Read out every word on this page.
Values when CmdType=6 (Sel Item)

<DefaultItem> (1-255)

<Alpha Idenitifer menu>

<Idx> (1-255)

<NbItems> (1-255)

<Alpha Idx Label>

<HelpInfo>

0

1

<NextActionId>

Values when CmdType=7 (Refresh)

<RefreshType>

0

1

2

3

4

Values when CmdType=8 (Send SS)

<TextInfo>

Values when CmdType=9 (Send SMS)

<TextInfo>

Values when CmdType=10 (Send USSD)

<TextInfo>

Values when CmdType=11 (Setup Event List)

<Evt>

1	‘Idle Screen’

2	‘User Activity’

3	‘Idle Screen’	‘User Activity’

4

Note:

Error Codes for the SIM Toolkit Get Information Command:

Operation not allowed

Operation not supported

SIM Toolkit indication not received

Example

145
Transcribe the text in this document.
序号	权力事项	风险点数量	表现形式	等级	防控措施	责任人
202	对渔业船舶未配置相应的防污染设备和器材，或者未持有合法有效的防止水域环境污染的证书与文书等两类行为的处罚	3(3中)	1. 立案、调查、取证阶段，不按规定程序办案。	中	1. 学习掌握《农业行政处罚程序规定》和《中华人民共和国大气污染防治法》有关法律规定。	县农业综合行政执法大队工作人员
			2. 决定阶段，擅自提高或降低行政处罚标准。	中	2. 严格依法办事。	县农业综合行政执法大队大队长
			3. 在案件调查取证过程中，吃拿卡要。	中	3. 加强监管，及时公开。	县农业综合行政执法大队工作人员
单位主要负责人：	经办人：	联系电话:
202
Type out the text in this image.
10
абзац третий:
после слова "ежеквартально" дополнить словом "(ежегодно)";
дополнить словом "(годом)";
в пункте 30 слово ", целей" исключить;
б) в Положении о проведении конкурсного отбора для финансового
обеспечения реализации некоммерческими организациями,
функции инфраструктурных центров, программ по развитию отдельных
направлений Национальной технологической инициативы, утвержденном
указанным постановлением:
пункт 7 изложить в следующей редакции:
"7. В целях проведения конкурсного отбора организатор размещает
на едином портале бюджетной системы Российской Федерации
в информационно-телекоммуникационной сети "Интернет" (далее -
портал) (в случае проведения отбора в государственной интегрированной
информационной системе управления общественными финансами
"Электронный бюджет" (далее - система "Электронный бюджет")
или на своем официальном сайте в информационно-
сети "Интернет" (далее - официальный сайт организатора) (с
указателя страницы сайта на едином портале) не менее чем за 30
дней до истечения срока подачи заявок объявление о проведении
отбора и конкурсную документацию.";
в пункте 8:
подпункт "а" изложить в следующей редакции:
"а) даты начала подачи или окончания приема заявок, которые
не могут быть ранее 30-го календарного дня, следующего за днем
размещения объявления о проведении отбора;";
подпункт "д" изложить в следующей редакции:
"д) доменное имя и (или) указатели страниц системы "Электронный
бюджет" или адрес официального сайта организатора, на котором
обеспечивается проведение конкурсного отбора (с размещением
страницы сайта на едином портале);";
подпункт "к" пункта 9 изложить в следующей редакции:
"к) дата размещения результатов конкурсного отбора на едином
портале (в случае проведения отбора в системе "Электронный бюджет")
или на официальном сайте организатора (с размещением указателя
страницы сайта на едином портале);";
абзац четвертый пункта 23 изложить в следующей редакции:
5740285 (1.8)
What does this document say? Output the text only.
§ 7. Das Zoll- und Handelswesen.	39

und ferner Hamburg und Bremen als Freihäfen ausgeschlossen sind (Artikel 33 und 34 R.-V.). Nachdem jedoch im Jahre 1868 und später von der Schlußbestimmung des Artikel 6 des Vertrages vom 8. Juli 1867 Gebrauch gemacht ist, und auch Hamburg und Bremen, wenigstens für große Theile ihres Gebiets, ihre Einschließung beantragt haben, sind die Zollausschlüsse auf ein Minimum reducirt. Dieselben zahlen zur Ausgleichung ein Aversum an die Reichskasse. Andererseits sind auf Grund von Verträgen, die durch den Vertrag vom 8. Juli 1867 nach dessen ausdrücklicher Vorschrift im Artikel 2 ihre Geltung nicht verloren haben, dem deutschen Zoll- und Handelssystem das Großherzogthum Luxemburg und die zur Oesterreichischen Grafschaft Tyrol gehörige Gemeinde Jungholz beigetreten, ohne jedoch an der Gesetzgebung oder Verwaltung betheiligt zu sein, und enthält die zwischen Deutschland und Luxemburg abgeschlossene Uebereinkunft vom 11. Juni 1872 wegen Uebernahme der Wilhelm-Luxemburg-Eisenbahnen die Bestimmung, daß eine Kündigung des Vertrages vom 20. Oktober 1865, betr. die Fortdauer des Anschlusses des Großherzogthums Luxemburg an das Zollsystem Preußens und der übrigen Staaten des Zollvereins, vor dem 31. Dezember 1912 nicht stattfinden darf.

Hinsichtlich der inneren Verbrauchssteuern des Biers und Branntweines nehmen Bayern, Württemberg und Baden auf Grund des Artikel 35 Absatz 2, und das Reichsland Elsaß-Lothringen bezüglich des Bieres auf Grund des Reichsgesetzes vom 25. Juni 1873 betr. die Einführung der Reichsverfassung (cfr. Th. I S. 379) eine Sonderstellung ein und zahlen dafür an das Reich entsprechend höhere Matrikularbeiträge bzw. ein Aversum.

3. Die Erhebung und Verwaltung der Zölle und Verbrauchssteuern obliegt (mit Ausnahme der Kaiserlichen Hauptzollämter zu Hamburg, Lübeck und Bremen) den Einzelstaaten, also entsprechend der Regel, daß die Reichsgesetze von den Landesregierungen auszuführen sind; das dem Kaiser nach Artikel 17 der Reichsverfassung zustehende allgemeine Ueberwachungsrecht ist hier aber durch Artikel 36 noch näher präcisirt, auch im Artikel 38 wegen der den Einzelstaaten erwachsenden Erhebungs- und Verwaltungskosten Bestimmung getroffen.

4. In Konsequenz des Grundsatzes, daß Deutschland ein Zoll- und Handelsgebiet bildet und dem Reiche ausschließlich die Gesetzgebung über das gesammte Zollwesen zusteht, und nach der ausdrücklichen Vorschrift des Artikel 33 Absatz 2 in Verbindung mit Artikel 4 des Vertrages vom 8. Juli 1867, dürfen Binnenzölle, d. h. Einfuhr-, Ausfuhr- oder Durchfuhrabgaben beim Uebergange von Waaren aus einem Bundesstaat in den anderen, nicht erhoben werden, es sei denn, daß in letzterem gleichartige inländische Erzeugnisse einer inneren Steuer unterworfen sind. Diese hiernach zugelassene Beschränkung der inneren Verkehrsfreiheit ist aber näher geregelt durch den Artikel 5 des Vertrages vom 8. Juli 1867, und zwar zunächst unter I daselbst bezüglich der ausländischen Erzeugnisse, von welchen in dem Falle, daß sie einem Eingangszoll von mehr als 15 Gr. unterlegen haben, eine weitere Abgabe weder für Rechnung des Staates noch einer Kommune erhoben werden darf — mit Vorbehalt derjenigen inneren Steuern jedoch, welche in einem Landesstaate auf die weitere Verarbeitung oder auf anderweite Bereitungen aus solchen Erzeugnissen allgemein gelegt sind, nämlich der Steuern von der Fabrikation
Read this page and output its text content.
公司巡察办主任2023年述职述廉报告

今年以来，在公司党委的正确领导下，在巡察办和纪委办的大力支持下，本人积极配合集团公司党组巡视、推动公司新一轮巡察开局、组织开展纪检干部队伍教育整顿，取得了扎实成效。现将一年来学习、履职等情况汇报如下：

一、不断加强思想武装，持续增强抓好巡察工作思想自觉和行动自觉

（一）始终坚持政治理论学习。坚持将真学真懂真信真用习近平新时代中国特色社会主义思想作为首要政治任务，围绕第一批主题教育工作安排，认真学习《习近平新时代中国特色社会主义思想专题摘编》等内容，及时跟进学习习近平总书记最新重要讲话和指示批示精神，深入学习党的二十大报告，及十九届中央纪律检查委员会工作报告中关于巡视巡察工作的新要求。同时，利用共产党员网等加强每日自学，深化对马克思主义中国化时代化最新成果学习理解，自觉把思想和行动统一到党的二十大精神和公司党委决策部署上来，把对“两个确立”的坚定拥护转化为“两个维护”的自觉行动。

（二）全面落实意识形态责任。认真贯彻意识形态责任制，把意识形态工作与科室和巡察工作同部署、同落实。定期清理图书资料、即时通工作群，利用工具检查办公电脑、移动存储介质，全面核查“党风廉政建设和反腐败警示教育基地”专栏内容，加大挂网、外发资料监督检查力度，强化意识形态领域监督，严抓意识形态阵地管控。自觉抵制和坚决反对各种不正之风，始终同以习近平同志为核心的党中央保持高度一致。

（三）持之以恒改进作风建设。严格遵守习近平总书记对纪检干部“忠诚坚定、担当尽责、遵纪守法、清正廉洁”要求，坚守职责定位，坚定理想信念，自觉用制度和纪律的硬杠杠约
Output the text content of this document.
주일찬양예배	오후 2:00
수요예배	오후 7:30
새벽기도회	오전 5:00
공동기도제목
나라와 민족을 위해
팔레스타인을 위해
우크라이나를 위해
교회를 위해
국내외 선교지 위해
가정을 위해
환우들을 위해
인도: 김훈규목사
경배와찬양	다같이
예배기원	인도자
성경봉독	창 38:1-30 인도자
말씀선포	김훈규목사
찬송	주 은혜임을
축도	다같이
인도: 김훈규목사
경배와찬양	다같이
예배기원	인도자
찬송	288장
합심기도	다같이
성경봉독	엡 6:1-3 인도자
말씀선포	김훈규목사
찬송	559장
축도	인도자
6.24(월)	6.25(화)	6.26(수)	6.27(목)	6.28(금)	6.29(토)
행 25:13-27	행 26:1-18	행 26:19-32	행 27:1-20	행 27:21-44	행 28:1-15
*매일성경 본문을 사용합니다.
# # #
**Request**: Reply with one number: the count of lines in the entries that include the word "Интернет".

**Task result**: 2